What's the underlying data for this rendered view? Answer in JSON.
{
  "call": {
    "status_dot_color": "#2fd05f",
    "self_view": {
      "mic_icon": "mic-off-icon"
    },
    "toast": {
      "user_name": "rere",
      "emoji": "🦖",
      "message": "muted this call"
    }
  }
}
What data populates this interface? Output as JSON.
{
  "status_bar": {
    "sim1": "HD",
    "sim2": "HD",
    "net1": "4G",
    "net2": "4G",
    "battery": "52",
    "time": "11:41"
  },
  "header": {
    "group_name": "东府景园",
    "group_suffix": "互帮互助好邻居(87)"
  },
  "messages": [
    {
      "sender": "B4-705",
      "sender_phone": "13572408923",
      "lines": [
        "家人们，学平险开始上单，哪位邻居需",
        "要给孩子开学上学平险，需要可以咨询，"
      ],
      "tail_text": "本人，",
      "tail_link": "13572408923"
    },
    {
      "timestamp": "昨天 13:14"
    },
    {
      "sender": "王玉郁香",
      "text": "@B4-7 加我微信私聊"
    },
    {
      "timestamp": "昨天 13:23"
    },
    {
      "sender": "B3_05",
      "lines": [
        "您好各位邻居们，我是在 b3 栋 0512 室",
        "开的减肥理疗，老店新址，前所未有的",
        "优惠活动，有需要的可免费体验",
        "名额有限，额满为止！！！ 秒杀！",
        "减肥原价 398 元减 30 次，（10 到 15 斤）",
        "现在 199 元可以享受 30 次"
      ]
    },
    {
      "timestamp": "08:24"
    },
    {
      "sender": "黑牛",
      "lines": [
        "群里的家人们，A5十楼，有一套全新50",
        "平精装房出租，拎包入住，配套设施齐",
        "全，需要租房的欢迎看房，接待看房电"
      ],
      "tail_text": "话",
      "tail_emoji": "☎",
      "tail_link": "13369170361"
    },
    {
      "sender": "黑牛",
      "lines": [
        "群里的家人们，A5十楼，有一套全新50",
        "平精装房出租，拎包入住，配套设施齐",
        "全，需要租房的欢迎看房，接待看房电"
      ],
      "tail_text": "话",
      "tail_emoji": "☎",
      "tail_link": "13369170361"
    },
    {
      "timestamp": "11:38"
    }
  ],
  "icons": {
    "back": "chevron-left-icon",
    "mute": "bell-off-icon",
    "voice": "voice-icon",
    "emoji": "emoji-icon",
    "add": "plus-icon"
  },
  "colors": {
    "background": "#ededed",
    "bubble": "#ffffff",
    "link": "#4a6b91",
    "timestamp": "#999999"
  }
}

::::

• _TASK BRIEF_: Using the listing above, reproduce each line without omission.

• _RESULT FOR THIS EXERCISE_:
What's the underlying data for this rendered view? Answer in JSON.
{
  "call": {
    "status_dot_color": "#2fd05f",
    "self_view": {
      "mic_icon": "mic-off-icon"
    },
    "toast": {
      "user_name": "rere",
      "emoji": "🦖",
      "message": "muted this call"
    }
  }
}
What data populates this interface? Output as JSON.
{
  "status_bar": {
    "sim1": "HD",
    "sim2": "HD",
    "net1": "4G",
    "net2": "4G",
    "battery": "52",
    "time": "11:41"
  },
  "header": {
    "group_name": "东府景园",
    "group_suffix": "互帮互助好邻居(87)"
  },
  "messages": [
    {
      "sender": "B4-705",
      "sender_phone": "13572408923",
      "lines": [
        "家人们，学平险开始上单，哪位邻居需",
        "要给孩子开学上学平险，需要可以咨询，"
      ],
      "tail_text": "本人，",
      "tail_link": "13572408923"
    },
    {
      "timestamp": "昨天 13:14"
    },
    {
      "sender": "王玉郁香",
      "text": "@B4-7 加我微信私聊"
    },
    {
      "timestamp": "昨天 13:23"
    },
    {
      "sender": "B3_05",
      "lines": [
        "您好各位邻居们，我是在 b3 栋 0512 室",
        "开的减肥理疗，老店新址，前所未有的",
        "优惠活动，有需要的可免费体验",
        "名额有限，额满为止！！！ 秒杀！",
        "减肥原价 398 元减 30 次，（10 到 15 斤）",
        "现在 199 元可以享受 30 次"
      ]
    },
    {
      "timestamp": "08:24"
    },
    {
      "sender": "黑牛",
      "lines": [
        "群里的家人们，A5十楼，有一套全新50",
        "平精装房出租，拎包入住，配套设施齐",
        "全，需要租房的欢迎看房，接待看房电"
      ],
      "tail_text": "话",
      "tail_emoji": "☎",
      "tail_link": "13369170361"
    },
    {
      "sender": "黑牛",
      "lines": [
        "群里的家人们，A5十楼，有一套全新50",
        "平精装房出租，拎包入住，配套设施齐",
        "全，需要租房的欢迎看房，接待看房电"
      ],
      "tail_text": "话",
      "tail_emoji": "☎",
      "tail_link": "13369170361"
    },
    {
      "timestamp": "11:38"
    }
  ],
  "icons": {
    "back": "chevron-left-icon",
    "mute": "bell-off-icon",
    "voice": "voice-icon",
    "emoji": "emoji-icon",
    "add": "plus-icon"
  },
  "colors": {
    "background": "#ededed",
    "bubble": "#ffffff",
    "link": "#4a6b91",
    "timestamp": "#999999"
  }
}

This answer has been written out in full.